O local só recebe gestantes de baixo risco e o parto é feito por enfermeiras obstetras. Em caso de intercorrência, a paciente é transferida.

Hoje, 84% dos partos na rede privada são cesáreos. Na rede pública, o índice é de 40%.

Com o boca a boca, algumas maternidades públicas se tornaram referência em partos normais entre as gestantes. A recepcionista Cristiane de Lima, 37, por exemplo, já decidiu que terá seu segundo filho na maternidade pública Maria Amélia Buarque de Hollanda, inaugurada em 2012 no centro da cidade, mesmo tendo convênio.

“Tem gente que diz que sou maluca. Mas como o médico começou a colocar dificuldades para fazer o normal, algumas amigas disseram ‘vai pro SUS, está todo mundo fazendo isso’. Faço pré-natal com um médico do plano. Para não ter discussão, vou enrolando ele e na hora do parto vou para a Maria Amélia.”

“Não temos a mesma acomodação do setor privado, a enfermaria no pós-parto é compartilhada, mas nossos índices de cesáreas e intervenções é baixo”, diz Wallace Mendes, diretor clínico.

Também na Maria Amélia, a pedagoga Luana Gonçalves, 30, atravessou a ponte Rio-Niterói para dar à luz seu filho Renzo, em 2013.

“O único porém é a enfermaria coletiva pós-parto. Não tem muita privacidade. Você cansada, aprendendo a amamentar, e não tem nem uma cortininha. Fora isso, foi ótimo”, diz ela, que tem Unimed.

A servidora pública Camila Cabral, 33, que teve a filha em um hospital público)

* DADOS DE ORIGEM:
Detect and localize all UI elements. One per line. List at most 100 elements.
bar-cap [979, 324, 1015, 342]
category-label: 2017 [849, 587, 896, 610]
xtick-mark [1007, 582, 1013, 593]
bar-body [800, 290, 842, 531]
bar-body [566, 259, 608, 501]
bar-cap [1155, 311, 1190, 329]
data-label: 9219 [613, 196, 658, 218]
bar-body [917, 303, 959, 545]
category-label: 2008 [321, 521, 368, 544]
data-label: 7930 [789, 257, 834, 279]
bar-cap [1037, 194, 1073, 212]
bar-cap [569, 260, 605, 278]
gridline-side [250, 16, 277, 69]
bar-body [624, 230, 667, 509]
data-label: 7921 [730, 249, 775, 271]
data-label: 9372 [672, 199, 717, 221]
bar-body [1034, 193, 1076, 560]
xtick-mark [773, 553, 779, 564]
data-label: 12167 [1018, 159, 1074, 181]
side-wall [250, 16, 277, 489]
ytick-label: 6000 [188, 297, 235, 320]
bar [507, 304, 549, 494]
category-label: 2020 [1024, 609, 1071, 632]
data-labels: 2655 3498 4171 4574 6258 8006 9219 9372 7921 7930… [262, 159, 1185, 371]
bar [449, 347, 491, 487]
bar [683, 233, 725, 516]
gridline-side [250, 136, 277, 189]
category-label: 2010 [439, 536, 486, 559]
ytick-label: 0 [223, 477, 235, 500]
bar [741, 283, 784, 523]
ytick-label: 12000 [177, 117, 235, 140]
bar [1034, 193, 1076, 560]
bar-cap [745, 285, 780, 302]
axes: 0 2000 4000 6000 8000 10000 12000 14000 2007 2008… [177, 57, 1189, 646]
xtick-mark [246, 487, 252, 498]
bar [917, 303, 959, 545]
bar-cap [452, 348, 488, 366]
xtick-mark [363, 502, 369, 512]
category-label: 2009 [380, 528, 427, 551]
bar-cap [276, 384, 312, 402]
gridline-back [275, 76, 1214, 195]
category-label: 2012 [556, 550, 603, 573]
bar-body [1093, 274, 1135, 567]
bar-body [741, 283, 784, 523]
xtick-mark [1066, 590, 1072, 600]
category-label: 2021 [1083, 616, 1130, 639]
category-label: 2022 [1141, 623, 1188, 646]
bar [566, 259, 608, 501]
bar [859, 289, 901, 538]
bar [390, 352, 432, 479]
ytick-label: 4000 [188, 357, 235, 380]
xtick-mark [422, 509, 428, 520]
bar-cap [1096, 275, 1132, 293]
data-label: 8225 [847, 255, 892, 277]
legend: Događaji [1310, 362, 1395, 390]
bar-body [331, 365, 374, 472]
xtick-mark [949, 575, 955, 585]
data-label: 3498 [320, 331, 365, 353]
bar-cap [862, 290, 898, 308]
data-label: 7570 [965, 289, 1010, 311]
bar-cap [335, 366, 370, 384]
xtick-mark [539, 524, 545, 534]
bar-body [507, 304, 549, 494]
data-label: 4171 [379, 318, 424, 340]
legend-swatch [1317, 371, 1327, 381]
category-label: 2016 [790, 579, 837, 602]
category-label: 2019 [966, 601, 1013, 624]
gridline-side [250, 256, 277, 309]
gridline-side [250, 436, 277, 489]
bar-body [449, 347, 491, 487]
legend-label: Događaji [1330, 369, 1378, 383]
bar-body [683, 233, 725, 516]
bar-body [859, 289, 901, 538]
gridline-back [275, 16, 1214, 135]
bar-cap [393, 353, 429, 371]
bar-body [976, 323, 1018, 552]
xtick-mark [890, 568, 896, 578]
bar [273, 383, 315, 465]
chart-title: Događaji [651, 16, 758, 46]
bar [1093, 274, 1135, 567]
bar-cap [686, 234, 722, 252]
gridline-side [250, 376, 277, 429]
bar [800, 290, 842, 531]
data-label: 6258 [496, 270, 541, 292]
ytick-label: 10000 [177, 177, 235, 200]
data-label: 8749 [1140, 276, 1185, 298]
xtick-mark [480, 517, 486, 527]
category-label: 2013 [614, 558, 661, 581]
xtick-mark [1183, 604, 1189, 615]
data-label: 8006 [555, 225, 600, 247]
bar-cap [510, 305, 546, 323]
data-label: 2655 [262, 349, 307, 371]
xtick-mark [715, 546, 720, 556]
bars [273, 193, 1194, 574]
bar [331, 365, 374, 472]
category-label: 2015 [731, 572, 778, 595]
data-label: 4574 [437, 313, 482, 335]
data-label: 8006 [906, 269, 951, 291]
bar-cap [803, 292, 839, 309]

* O QUE FAZER:
Dê continuidade ao trecho sobre partos normais em maternidades públicas, a partir do ponto em que ele termina.

* RESULTADO:
A servidora pública Camila Cabral, 33, que teve a filha em um hospital público (Foto: Sergio Lima/Folhapress)

Em Belo Horizonte, fenômeno parecido ocorre no hospital público Sofia Feldman.

“O hospital fica num bairro longe do centro e bem pobre. Quando tive meu primeiro filho, em 2011, até escondi da família do meu marido. Hoje as mulheres falam em alto e bom som que vão para o Sofia”, diz a advogada Gabriella Sallit, 35, deu à luz seus dois filhos no local.

“Dividi enfermaria com menina de 16 anos que usava crack e tinha acabado de parir. Mas fiz essa escolha consciente, queria parto normal.”

RESSARCIMENTO

Não há impedimento legal para que a rede privada abra maternidades em que partos normais sejam feitos por enfermeiras obstetras. Tais estabelecimentos, porém, ainda são raros. Se uma paciente com plano vai ao SUS, a internação, por lei, deve ser ressarcida pela operadora. Partos ocupam o primeiro lugar na lista de procedimentos reembolsados –o governo cobra R$ 443 por um parto normal.

Há estudos, porém, que apontam que o Fundo Nacional da Saúde recebe menos do que deveria dos planos. A ANS diz que o sistema vem sendo aprimorado e deve incluir consultas e outros serviços.

Quando a servidora pública Camila Cabral, 33, de Brasília, teve a filha Alyce na Casa de Parto de São Sebastião (DF), foi procurada pela Amil para saber por que não tinha usado o plano. “Fiquei morrendo de medo de entrar na faca. Sempre paguei convênio, mas meu plano A era ter a Alyce no SUS.”

OUTRO LADO

Segundo Karla Coelho, gerente de Assistência à Saúde da ANS (Agência Nacional de Saúde Suplementar), usuárias de plano de saúde não deveriam ter que recorrer ao SUS para fazer parto normal.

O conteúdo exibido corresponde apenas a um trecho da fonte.